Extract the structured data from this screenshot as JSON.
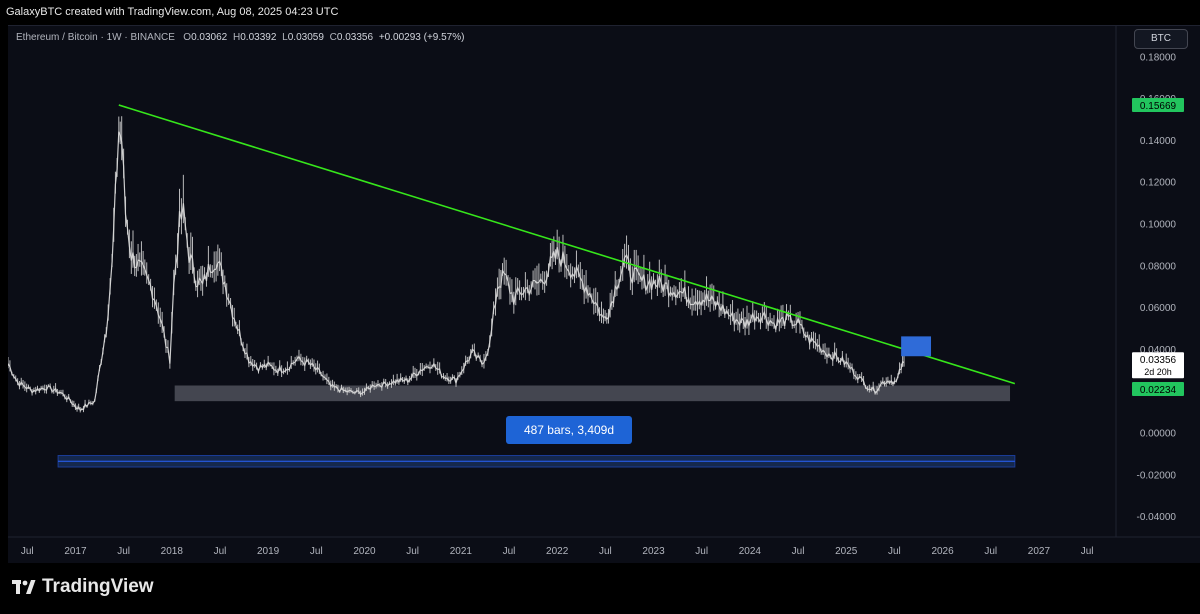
{
  "header": {
    "caption": "GalaxyBTC created with TradingView.com, Aug 08, 2025 04:23 UTC"
  },
  "legend": {
    "symbol": "Ethereum / Bitcoin · 1W · BINANCE",
    "open_label": "O",
    "open": "0.03062",
    "high_label": "H",
    "high": "0.03392",
    "low_label": "L",
    "low": "0.03059",
    "close_label": "C",
    "close": "0.03356",
    "change": "+0.00293 (+9.57%)"
  },
  "currency_button": "BTC",
  "measure_label": "487 bars, 3,409d",
  "price_badges": {
    "green_top": "0.15669",
    "last_price": "0.03356",
    "countdown": "2d 20h",
    "green_bottom": "0.02234"
  },
  "footer": {
    "brand": "TradingView"
  },
  "colors": {
    "background": "#0b0d16",
    "candles": "#d8d8d8",
    "trendline": "#36e61b",
    "support_zone": "#4a4d57",
    "target_box": "#2f6bd8",
    "measure": "#1e64d6",
    "badge_green": "#22c55e"
  },
  "chart_data": {
    "type": "line",
    "title": "Ethereum / Bitcoin · 1W · BINANCE",
    "interval": "1W",
    "x_ticks": [
      "Jul",
      "2017",
      "Jul",
      "2018",
      "Jul",
      "2019",
      "Jul",
      "2020",
      "Jul",
      "2021",
      "Jul",
      "2022",
      "Jul",
      "2023",
      "Jul",
      "2024",
      "Jul",
      "2025",
      "Jul",
      "2026",
      "Jul",
      "2027",
      "Jul"
    ],
    "y_ticks": [
      "0.18000",
      "0.16000",
      "0.14000",
      "0.12000",
      "0.10000",
      "0.08000",
      "0.06000",
      "0.04000",
      "0.02000",
      "0.00000",
      "-0.02000",
      "-0.04000"
    ],
    "ylim": [
      -0.05,
      0.195
    ],
    "xlim": [
      2016.3,
      2027.8
    ],
    "grid": false,
    "series": [
      {
        "values_xy": [
          [
            2016.3,
            0.033
          ],
          [
            2016.4,
            0.024
          ],
          [
            2016.55,
            0.02
          ],
          [
            2016.7,
            0.0215
          ],
          [
            2016.85,
            0.019
          ],
          [
            2016.95,
            0.015
          ],
          [
            2017.0,
            0.0125
          ],
          [
            2017.05,
            0.011
          ],
          [
            2017.1,
            0.0125
          ],
          [
            2017.2,
            0.015
          ],
          [
            2017.25,
            0.03
          ],
          [
            2017.32,
            0.05
          ],
          [
            2017.38,
            0.08
          ],
          [
            2017.45,
            0.145
          ],
          [
            2017.48,
            0.14
          ],
          [
            2017.52,
            0.105
          ],
          [
            2017.58,
            0.085
          ],
          [
            2017.65,
            0.08
          ],
          [
            2017.72,
            0.075
          ],
          [
            2017.8,
            0.068
          ],
          [
            2017.88,
            0.055
          ],
          [
            2017.94,
            0.042
          ],
          [
            2017.98,
            0.035
          ],
          [
            2018.02,
            0.07
          ],
          [
            2018.08,
            0.1
          ],
          [
            2018.12,
            0.105
          ],
          [
            2018.18,
            0.085
          ],
          [
            2018.25,
            0.074
          ],
          [
            2018.32,
            0.07
          ],
          [
            2018.4,
            0.08
          ],
          [
            2018.46,
            0.083
          ],
          [
            2018.55,
            0.072
          ],
          [
            2018.63,
            0.058
          ],
          [
            2018.72,
            0.045
          ],
          [
            2018.8,
            0.035
          ],
          [
            2018.9,
            0.031
          ],
          [
            2019.0,
            0.032
          ],
          [
            2019.1,
            0.03
          ],
          [
            2019.2,
            0.031
          ],
          [
            2019.3,
            0.035
          ],
          [
            2019.42,
            0.033
          ],
          [
            2019.55,
            0.028
          ],
          [
            2019.65,
            0.022
          ],
          [
            2019.78,
            0.02
          ],
          [
            2019.9,
            0.019
          ],
          [
            2020.0,
            0.0195
          ],
          [
            2020.1,
            0.023
          ],
          [
            2020.2,
            0.023
          ],
          [
            2020.32,
            0.0245
          ],
          [
            2020.45,
            0.025
          ],
          [
            2020.58,
            0.03
          ],
          [
            2020.7,
            0.033
          ],
          [
            2020.82,
            0.027
          ],
          [
            2020.95,
            0.025
          ],
          [
            2021.05,
            0.033
          ],
          [
            2021.12,
            0.038
          ],
          [
            2021.22,
            0.033
          ],
          [
            2021.3,
            0.042
          ],
          [
            2021.38,
            0.07
          ],
          [
            2021.45,
            0.075
          ],
          [
            2021.55,
            0.064
          ],
          [
            2021.65,
            0.068
          ],
          [
            2021.75,
            0.07
          ],
          [
            2021.85,
            0.073
          ],
          [
            2021.93,
            0.08
          ],
          [
            2022.0,
            0.085
          ],
          [
            2022.08,
            0.082
          ],
          [
            2022.18,
            0.076
          ],
          [
            2022.3,
            0.07
          ],
          [
            2022.4,
            0.062
          ],
          [
            2022.48,
            0.054
          ],
          [
            2022.55,
            0.06
          ],
          [
            2022.62,
            0.072
          ],
          [
            2022.7,
            0.082
          ],
          [
            2022.78,
            0.076
          ],
          [
            2022.88,
            0.072
          ],
          [
            2023.0,
            0.072
          ],
          [
            2023.12,
            0.07
          ],
          [
            2023.25,
            0.068
          ],
          [
            2023.4,
            0.064
          ],
          [
            2023.55,
            0.064
          ],
          [
            2023.7,
            0.06
          ],
          [
            2023.82,
            0.055
          ],
          [
            2023.95,
            0.052
          ],
          [
            2024.05,
            0.056
          ],
          [
            2024.15,
            0.056
          ],
          [
            2024.25,
            0.052
          ],
          [
            2024.38,
            0.054
          ],
          [
            2024.5,
            0.052
          ],
          [
            2024.6,
            0.045
          ],
          [
            2024.7,
            0.042
          ],
          [
            2024.8,
            0.038
          ],
          [
            2024.9,
            0.036
          ],
          [
            2025.0,
            0.033
          ],
          [
            2025.1,
            0.028
          ],
          [
            2025.22,
            0.022
          ],
          [
            2025.3,
            0.02
          ],
          [
            2025.38,
            0.024
          ],
          [
            2025.45,
            0.025
          ],
          [
            2025.52,
            0.024
          ],
          [
            2025.57,
            0.031
          ],
          [
            2025.6,
            0.0336
          ]
        ]
      }
    ],
    "annotations": {
      "trendline": {
        "from": [
          2017.45,
          0.1567
        ],
        "to": [
          2026.75,
          0.0234
        ]
      },
      "support_zone": {
        "x": [
          2018.03,
          2026.7
        ],
        "y": [
          0.015,
          0.0225
        ]
      },
      "target_box": {
        "x": [
          2025.57,
          2025.88
        ],
        "y": [
          0.0365,
          0.046
        ]
      },
      "date_range": {
        "x": [
          2016.82,
          2026.75
        ],
        "y": [
          -0.011,
          -0.0165
        ],
        "label": "487 bars, 3,409d"
      }
    }
  }
}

#### What you need to do
Transcribe the preceding listing in its entirety and with exact wording, leaving out pictures.

#### Expected answer
Extract the structured data from this screenshot as JSON.
{
  "header": {
    "caption": "GalaxyBTC created with TradingView.com, Aug 08, 2025 04:23 UTC"
  },
  "legend": {
    "symbol": "Ethereum / Bitcoin · 1W · BINANCE",
    "open_label": "O",
    "open": "0.03062",
    "high_label": "H",
    "high": "0.03392",
    "low_label": "L",
    "low": "0.03059",
    "close_label": "C",
    "close": "0.03356",
    "change": "+0.00293 (+9.57%)"
  },
  "currency_button": "BTC",
  "measure_label": "487 bars, 3,409d",
  "price_badges": {
    "green_top": "0.15669",
    "last_price": "0.03356",
    "countdown": "2d 20h",
    "green_bottom": "0.02234"
  },
  "footer": {
    "brand": "TradingView"
  },
  "colors": {
    "background": "#0b0d16",
    "candles": "#d8d8d8",
    "trendline": "#36e61b",
    "support_zone": "#4a4d57",
    "target_box": "#2f6bd8",
    "measure": "#1e64d6",
    "badge_green": "#22c55e"
  },
  "chart_data": {
    "type": "line",
    "title": "Ethereum / Bitcoin · 1W · BINANCE",
    "interval": "1W",
    "x_ticks": [
      "Jul",
      "2017",
      "Jul",
      "2018",
      "Jul",
      "2019",
      "Jul",
      "2020",
      "Jul",
      "2021",
      "Jul",
      "2022",
      "Jul",
      "2023",
      "Jul",
      "2024",
      "Jul",
      "2025",
      "Jul",
      "2026",
      "Jul",
      "2027",
      "Jul"
    ],
    "y_ticks": [
      "0.18000",
      "0.16000",
      "0.14000",
      "0.12000",
      "0.10000",
      "0.08000",
      "0.06000",
      "0.04000",
      "0.02000",
      "0.00000",
      "-0.02000",
      "-0.04000"
    ],
    "ylim": [
      -0.05,
      0.195
    ],
    "xlim": [
      2016.3,
      2027.8
    ],
    "grid": false,
    "series": [
      {
        "values_xy": [
          [
            2016.3,
            0.033
          ],
          [
            2016.4,
            0.024
          ],
          [
            2016.55,
            0.02
          ],
          [
            2016.7,
            0.0215
          ],
          [
            2016.85,
            0.019
          ],
          [
            2016.95,
            0.015
          ],
          [
            2017.0,
            0.0125
          ],
          [
            2017.05,
            0.011
          ],
          [
            2017.1,
            0.0125
          ],
          [
            2017.2,
            0.015
          ],
          [
            2017.25,
            0.03
          ],
          [
            2017.32,
            0.05
          ],
          [
            2017.38,
            0.08
          ],
          [
            2017.45,
            0.145
          ],
          [
            2017.48,
            0.14
          ],
          [
            2017.52,
            0.105
          ],
          [
            2017.58,
            0.085
          ],
          [
            2017.65,
            0.08
          ],
          [
            2017.72,
            0.075
          ],
          [
            2017.8,
            0.068
          ],
          [
            2017.88,
            0.055
          ],
          [
            2017.94,
            0.042
          ],
          [
            2017.98,
            0.035
          ],
          [
            2018.02,
            0.07
          ],
          [
            2018.08,
            0.1
          ],
          [
            2018.12,
            0.105
          ],
          [
            2018.18,
            0.085
          ],
          [
            2018.25,
            0.074
          ],
          [
            2018.32,
            0.07
          ],
          [
            2018.4,
            0.08
          ],
          [
            2018.46,
            0.083
          ],
          [
            2018.55,
            0.072
          ],
          [
            2018.63,
            0.058
          ],
          [
            2018.72,
            0.045
          ],
          [
            2018.8,
            0.035
          ],
          [
            2018.9,
            0.031
          ],
          [
            2019.0,
            0.032
          ],
          [
            2019.1,
            0.03
          ],
          [
            2019.2,
            0.031
          ],
          [
            2019.3,
            0.035
          ],
          [
            2019.42,
            0.033
          ],
          [
            2019.55,
            0.028
          ],
          [
            2019.65,
            0.022
          ],
          [
            2019.78,
            0.02
          ],
          [
            2019.9,
            0.019
          ],
          [
            2020.0,
            0.0195
          ],
          [
            2020.1,
            0.023
          ],
          [
            2020.2,
            0.023
          ],
          [
            2020.32,
            0.0245
          ],
          [
            2020.45,
            0.025
          ],
          [
            2020.58,
            0.03
          ],
          [
            2020.7,
            0.033
          ],
          [
            2020.82,
            0.027
          ],
          [
            2020.95,
            0.025
          ],
          [
            2021.05,
            0.033
          ],
          [
            2021.12,
            0.038
          ],
          [
            2021.22,
            0.033
          ],
          [
            2021.3,
            0.042
          ],
          [
            2021.38,
            0.07
          ],
          [
            2021.45,
            0.075
          ],
          [
            2021.55,
            0.064
          ],
          [
            2021.65,
            0.068
          ],
          [
            2021.75,
            0.07
          ],
          [
            2021.85,
            0.073
          ],
          [
            2021.93,
            0.08
          ],
          [
            2022.0,
            0.085
          ],
          [
            2022.08,
            0.082
          ],
          [
            2022.18,
            0.076
          ],
          [
            2022.3,
            0.07
          ],
          [
            2022.4,
            0.062
          ],
          [
            2022.48,
            0.054
          ],
          [
            2022.55,
            0.06
          ],
          [
            2022.62,
            0.072
          ],
          [
            2022.7,
            0.082
          ],
          [
            2022.78,
            0.076
          ],
          [
            2022.88,
            0.072
          ],
          [
            2023.0,
            0.072
          ],
          [
            2023.12,
            0.07
          ],
          [
            2023.25,
            0.068
          ],
          [
            2023.4,
            0.064
          ],
          [
            2023.55,
            0.064
          ],
          [
            2023.7,
            0.06
          ],
          [
            2023.82,
            0.055
          ],
          [
            2023.95,
            0.052
          ],
          [
            2024.05,
            0.056
          ],
          [
            2024.15,
            0.056
          ],
          [
            2024.25,
            0.052
          ],
          [
            2024.38,
            0.054
          ],
          [
            2024.5,
            0.052
          ],
          [
            2024.6,
            0.045
          ],
          [
            2024.7,
            0.042
          ],
          [
            2024.8,
            0.038
          ],
          [
            2024.9,
            0.036
          ],
          [
            2025.0,
            0.033
          ],
          [
            2025.1,
            0.028
          ],
          [
            2025.22,
            0.022
          ],
          [
            2025.3,
            0.02
          ],
          [
            2025.38,
            0.024
          ],
          [
            2025.45,
            0.025
          ],
          [
            2025.52,
            0.024
          ],
          [
            2025.57,
            0.031
          ],
          [
            2025.6,
            0.0336
          ]
        ]
      }
    ],
    "annotations": {
      "trendline": {
        "from": [
          2017.45,
          0.1567
        ],
        "to": [
          2026.75,
          0.0234
        ]
      },
      "support_zone": {
        "x": [
          2018.03,
          2026.7
        ],
        "y": [
          0.015,
          0.0225
        ]
      },
      "target_box": {
        "x": [
          2025.57,
          2025.88
        ],
        "y": [
          0.0365,
          0.046
        ]
      },
      "date_range": {
        "x": [
          2016.82,
          2026.75
        ],
        "y": [
          -0.011,
          -0.0165
        ],
        "label": "487 bars, 3,409d"
      }
    }
  }
}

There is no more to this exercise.